— DIRECTION —
Look for the word "name" in the entries below, then copy every line that has it.

— RECORDS SHOWN —
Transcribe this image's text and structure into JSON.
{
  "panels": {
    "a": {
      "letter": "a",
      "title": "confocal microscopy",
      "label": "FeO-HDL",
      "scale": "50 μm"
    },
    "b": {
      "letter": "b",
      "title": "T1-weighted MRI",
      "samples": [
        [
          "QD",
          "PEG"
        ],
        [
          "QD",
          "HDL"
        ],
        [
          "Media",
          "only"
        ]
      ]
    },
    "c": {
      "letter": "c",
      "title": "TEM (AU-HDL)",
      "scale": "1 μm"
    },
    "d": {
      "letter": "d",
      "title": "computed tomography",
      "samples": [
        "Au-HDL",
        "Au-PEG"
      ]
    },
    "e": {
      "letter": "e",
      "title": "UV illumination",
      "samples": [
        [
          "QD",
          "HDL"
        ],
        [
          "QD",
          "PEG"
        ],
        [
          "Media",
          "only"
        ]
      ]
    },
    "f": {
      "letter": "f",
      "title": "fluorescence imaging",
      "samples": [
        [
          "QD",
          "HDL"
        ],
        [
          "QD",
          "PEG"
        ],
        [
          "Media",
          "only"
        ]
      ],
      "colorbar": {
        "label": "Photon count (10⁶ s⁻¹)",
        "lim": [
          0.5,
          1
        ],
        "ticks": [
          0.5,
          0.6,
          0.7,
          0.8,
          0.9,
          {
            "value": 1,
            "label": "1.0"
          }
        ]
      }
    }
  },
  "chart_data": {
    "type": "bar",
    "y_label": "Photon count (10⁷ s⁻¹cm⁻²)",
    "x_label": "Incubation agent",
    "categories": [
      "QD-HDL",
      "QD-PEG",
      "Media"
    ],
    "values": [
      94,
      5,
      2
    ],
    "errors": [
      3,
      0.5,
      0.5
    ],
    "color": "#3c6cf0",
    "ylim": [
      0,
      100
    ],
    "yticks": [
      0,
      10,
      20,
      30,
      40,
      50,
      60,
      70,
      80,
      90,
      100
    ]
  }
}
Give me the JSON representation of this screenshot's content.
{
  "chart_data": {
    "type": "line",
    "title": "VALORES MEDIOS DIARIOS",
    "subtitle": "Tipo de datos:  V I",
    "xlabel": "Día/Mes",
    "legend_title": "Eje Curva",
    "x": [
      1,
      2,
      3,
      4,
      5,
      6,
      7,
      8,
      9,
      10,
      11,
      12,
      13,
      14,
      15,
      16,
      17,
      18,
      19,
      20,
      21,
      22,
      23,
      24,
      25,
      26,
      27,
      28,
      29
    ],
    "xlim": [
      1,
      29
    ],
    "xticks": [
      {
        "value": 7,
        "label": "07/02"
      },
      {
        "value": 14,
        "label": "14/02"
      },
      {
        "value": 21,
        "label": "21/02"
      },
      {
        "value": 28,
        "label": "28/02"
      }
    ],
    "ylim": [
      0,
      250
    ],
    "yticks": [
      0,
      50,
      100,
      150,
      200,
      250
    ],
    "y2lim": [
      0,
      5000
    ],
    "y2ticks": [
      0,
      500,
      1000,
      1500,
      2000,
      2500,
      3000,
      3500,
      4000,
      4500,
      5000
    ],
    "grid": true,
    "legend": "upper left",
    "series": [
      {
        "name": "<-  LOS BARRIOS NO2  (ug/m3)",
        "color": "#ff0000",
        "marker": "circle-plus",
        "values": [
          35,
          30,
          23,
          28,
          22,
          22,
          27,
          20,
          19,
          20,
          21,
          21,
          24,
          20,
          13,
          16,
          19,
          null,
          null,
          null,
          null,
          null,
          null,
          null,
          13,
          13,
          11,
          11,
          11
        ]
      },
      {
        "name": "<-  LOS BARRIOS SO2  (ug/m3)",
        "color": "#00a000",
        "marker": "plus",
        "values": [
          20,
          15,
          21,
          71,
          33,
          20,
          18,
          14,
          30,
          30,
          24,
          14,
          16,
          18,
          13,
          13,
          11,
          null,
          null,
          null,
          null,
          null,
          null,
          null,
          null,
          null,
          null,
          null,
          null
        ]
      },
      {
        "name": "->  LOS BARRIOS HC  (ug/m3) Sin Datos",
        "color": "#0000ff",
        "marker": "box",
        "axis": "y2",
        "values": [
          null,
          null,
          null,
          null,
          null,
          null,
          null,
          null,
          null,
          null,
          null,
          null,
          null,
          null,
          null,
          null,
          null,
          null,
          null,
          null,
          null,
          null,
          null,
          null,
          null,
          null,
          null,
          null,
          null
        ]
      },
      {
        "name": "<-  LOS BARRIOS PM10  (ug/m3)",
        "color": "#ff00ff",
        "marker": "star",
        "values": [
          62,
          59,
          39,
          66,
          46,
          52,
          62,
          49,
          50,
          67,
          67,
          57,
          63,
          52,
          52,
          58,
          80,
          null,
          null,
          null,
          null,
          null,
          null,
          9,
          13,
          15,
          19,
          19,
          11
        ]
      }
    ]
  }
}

— THE ANSWER —
        "name": "<-  LOS BARRIOS NO2  (ug/m3)",
        "name": "<-  LOS BARRIOS SO2  (ug/m3)",
        "name": "->  LOS BARRIOS HC  (ug/m3) Sin Datos",
        "name": "<-  LOS BARRIOS PM10  (ug/m3)",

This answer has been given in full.